**REQUIREMENTS:** From the entries below, list each line with "image".
───
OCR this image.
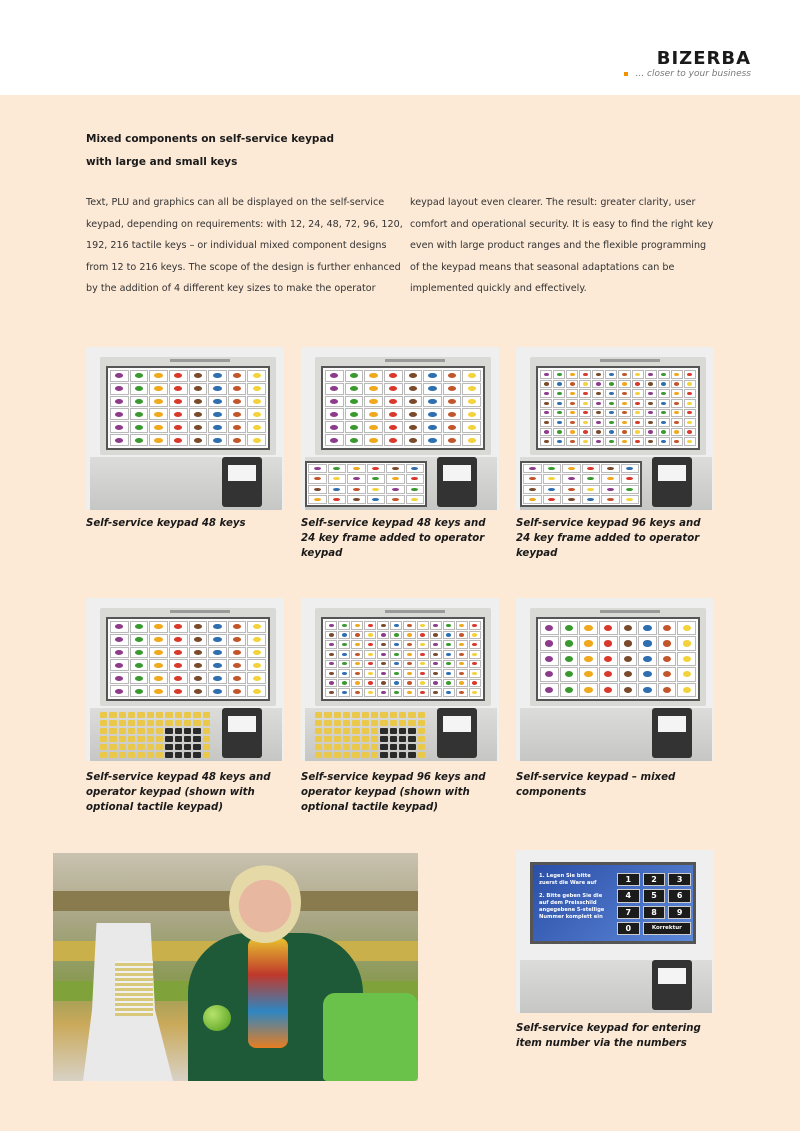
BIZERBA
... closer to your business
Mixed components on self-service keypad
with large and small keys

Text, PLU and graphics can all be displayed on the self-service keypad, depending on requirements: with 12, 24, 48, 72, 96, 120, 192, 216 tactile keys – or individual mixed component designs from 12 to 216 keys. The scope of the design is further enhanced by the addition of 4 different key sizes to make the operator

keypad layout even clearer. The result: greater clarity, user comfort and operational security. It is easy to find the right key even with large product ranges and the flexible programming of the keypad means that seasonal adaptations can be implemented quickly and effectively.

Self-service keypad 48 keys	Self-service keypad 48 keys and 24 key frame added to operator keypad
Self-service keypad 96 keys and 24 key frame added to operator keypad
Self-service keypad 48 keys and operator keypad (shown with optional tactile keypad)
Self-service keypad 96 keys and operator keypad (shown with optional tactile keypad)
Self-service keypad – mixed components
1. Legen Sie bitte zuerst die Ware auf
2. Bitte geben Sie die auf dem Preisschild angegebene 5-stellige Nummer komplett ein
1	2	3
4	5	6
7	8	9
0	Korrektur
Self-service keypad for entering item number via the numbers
───
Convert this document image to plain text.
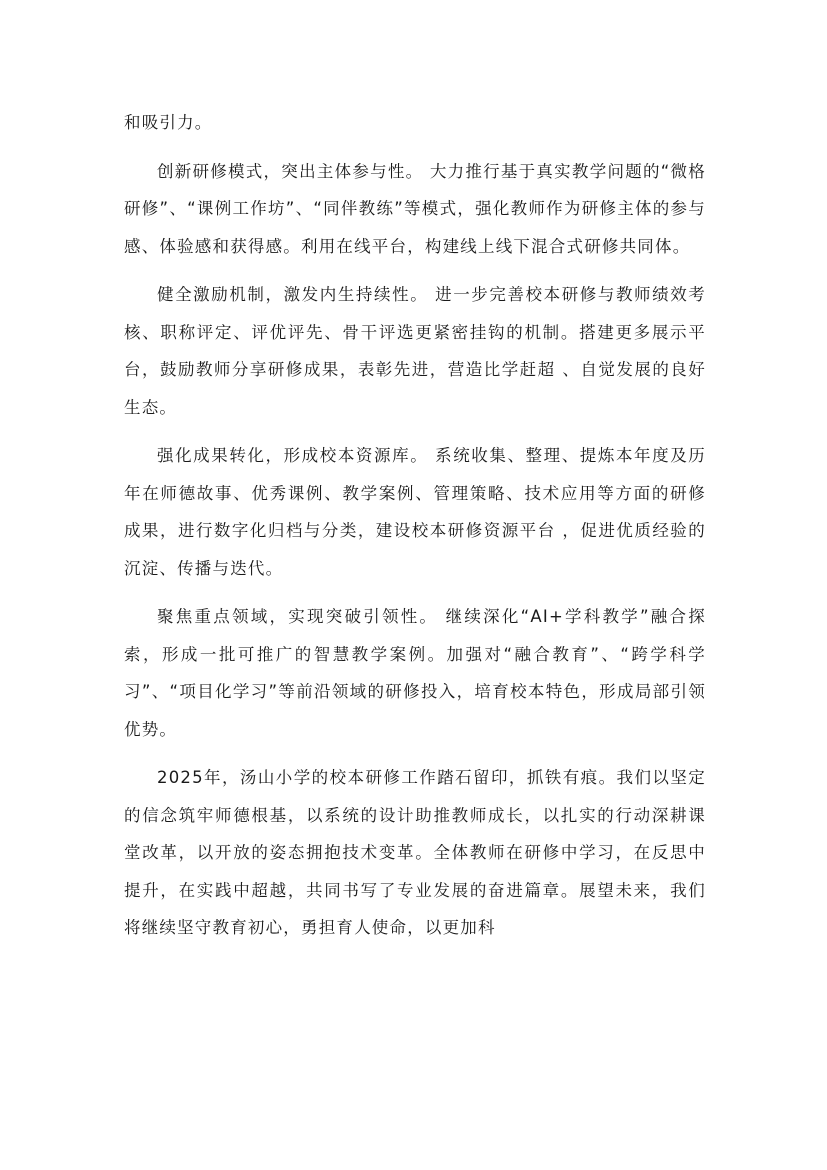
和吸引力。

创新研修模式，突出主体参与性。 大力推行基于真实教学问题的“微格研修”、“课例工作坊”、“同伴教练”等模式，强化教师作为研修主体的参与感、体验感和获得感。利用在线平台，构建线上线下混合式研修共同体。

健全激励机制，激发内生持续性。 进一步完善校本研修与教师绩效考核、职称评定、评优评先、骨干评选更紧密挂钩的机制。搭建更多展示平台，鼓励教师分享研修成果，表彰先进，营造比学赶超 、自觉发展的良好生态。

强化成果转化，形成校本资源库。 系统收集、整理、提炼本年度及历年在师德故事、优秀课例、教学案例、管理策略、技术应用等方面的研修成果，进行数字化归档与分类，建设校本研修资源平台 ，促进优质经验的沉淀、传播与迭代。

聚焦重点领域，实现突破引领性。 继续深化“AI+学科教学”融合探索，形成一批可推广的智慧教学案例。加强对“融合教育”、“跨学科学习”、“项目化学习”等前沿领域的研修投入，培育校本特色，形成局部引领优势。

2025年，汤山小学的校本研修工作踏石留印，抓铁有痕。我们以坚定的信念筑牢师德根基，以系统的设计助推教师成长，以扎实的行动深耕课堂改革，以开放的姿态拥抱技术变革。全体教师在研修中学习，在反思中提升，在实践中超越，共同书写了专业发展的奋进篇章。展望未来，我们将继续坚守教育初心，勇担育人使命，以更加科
───
**RESPONSE TO THE TASK:**
OCR this image.
Convert this document image to plain text.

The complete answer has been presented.